Source excerpt
<<<<

# Am too old to start showing horses?



## eqpro (Jan 7, 2015)

It's never too late to start!


----------



## MaximasMommy (Sep 21, 2013)

I'm 30. I bought my first horse a year and halfish ago. We were both green. Now we're slightly less green. I figure between now and (hopefully) 30 years from now we will get our acts together and be able to earn a ribbon or two! 

Welcome to AA! (Adult Amateurs)


----------



## tinyliny (Oct 31, 2009)

are you joking? 23? 24? too old? is this like some kind of Olympic Gymnastics, where if you don't start at 6 you have not hope? I doubt it. 
just out of curiosity, what level and discipline are you wanting to show at?


----------



## jacks329nd (May 5, 2014)

I thinking something like western pleasure and halter class. My horse was used in halter class in the past.


----------



## EpicApple (Oct 19, 2014)

It's never too late. Plus showing is all about having fun, being safe, and learning a lot from other riders. More than a competition, look at is as a learning experience. Depending on the discipline you don't need much experience. Just have a safe horse that won't be crazy at the shows and be well prepared about the show etiquette of that discipline. As long as you can control your horse and maintain a trot, that just about all you need. I know that at least in Dressage, Hunter/jumpers and Eventing this is possible. Good luck!


----------



## tinyliny (Oct 31, 2009)

>>>>

(Data entries)
<<<<

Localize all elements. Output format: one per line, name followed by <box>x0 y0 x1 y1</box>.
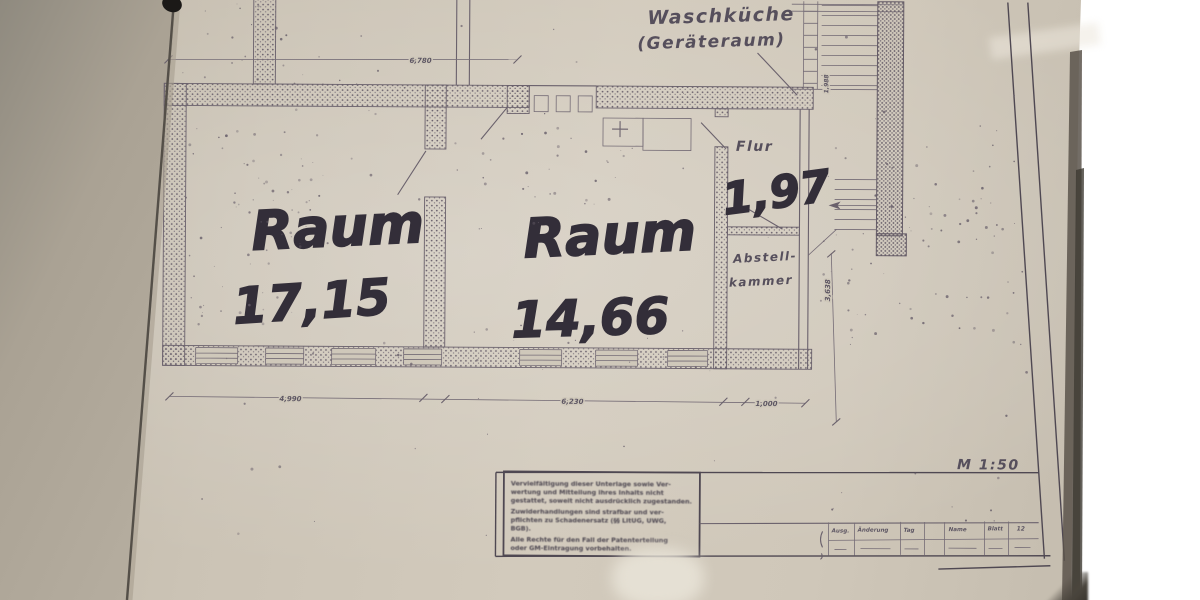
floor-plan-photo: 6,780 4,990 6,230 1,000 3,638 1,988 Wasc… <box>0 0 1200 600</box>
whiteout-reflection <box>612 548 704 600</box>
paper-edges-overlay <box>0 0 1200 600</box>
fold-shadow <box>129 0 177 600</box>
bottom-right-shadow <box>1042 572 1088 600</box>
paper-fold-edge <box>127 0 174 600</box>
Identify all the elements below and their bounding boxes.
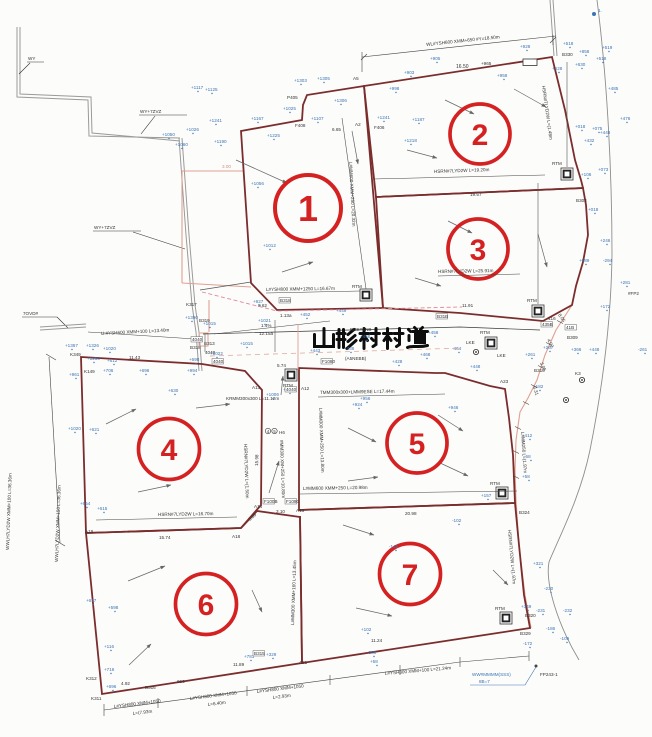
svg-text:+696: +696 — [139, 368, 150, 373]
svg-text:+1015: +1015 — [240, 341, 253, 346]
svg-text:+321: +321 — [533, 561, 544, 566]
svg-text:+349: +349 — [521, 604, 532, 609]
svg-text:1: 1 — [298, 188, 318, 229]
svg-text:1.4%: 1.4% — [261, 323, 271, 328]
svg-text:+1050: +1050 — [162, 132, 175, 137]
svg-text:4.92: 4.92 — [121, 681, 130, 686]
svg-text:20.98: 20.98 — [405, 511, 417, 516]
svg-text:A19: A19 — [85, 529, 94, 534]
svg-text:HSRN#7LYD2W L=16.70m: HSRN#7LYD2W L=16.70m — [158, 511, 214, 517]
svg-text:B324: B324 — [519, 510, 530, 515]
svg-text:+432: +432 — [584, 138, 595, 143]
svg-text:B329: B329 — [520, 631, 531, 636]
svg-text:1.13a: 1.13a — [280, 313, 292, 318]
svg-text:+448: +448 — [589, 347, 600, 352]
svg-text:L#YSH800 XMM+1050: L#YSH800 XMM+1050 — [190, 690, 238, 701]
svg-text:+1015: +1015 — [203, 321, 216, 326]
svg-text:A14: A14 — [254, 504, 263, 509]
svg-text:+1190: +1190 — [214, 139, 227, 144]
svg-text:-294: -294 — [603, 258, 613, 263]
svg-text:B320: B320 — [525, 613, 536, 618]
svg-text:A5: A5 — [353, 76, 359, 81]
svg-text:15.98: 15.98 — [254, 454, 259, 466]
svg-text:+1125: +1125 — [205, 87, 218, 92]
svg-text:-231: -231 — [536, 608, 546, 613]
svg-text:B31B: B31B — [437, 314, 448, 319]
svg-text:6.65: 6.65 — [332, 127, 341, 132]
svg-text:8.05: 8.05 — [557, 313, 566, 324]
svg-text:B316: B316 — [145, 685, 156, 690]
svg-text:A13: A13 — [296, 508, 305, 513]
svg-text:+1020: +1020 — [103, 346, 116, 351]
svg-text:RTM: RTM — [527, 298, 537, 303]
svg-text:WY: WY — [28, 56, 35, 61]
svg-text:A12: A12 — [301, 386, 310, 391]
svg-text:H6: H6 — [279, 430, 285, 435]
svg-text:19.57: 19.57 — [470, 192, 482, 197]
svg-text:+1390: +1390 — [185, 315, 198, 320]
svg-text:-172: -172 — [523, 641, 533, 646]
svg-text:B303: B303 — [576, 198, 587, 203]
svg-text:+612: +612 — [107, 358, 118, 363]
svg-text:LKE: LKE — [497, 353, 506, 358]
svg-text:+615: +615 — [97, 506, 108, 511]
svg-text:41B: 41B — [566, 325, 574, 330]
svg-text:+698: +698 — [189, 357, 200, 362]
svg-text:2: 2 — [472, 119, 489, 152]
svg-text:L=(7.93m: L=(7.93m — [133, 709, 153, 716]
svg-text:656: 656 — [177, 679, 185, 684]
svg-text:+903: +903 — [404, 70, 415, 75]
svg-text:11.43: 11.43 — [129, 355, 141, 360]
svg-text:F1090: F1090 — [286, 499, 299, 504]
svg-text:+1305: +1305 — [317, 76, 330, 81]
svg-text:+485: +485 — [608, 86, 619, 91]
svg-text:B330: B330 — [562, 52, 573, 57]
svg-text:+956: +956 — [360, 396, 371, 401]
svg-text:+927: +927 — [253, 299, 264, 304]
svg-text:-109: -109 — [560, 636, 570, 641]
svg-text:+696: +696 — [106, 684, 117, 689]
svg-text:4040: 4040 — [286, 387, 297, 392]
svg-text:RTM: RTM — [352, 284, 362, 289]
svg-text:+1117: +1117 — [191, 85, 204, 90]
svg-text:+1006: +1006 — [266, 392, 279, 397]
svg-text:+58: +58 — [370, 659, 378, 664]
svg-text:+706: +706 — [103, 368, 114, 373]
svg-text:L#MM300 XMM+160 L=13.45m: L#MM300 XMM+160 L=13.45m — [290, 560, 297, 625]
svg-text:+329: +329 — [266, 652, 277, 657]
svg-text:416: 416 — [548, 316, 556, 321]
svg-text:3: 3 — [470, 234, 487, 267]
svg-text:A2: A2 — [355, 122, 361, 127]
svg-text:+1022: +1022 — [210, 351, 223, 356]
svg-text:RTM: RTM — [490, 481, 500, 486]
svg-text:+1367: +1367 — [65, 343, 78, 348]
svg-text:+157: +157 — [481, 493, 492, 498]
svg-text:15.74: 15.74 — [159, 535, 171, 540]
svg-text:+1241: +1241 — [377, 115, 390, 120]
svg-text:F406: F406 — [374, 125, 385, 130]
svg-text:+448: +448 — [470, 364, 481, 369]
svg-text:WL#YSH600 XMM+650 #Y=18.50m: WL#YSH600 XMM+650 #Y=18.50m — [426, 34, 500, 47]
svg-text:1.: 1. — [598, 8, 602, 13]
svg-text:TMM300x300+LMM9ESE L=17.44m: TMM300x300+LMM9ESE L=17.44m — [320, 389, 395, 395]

>>>>

What needs to be done
Repeat the full forum thread on whether one is too old to start showing horses, word for word from its title to its last line. The records are separate material from the thread about showing horses.

Output for this exercise
# Am too old to start showing horses?



## eqpro (Jan 7, 2015)

It's never too late to start!


----------



## MaximasMommy (Sep 21, 2013)

I'm 30. I bought my first horse a year and halfish ago. We were both green. Now we're slightly less green. I figure between now and (hopefully) 30 years from now we will get our acts together and be able to earn a ribbon or two! 

Welcome to AA! (Adult Amateurs)


----------



## tinyliny (Oct 31, 2009)

are you joking? 23? 24? too old? is this like some kind of Olympic Gymnastics, where if you don't start at 6 you have not hope? I doubt it. 
just out of curiosity, what level and discipline are you wanting to show at?


----------



## jacks329nd (May 5, 2014)

I thinking something like western pleasure and halter class. My horse was used in halter class in the past.


----------



## EpicApple (Oct 19, 2014)

It's never too late. Plus showing is all about having fun, being safe, and learning a lot from other riders. More than a competition, look at is as a learning experience. Depending on the discipline you don't need much experience. Just have a safe horse that won't be crazy at the shows and be well prepared about the show etiquette of that discipline. As long as you can control your horse and maintain a trot, that just about all you need. I know that at least in Dressage, Hunter/jumpers and Eventing this is possible. Good luck!


----------



## tinyliny (Oct 31, 2009)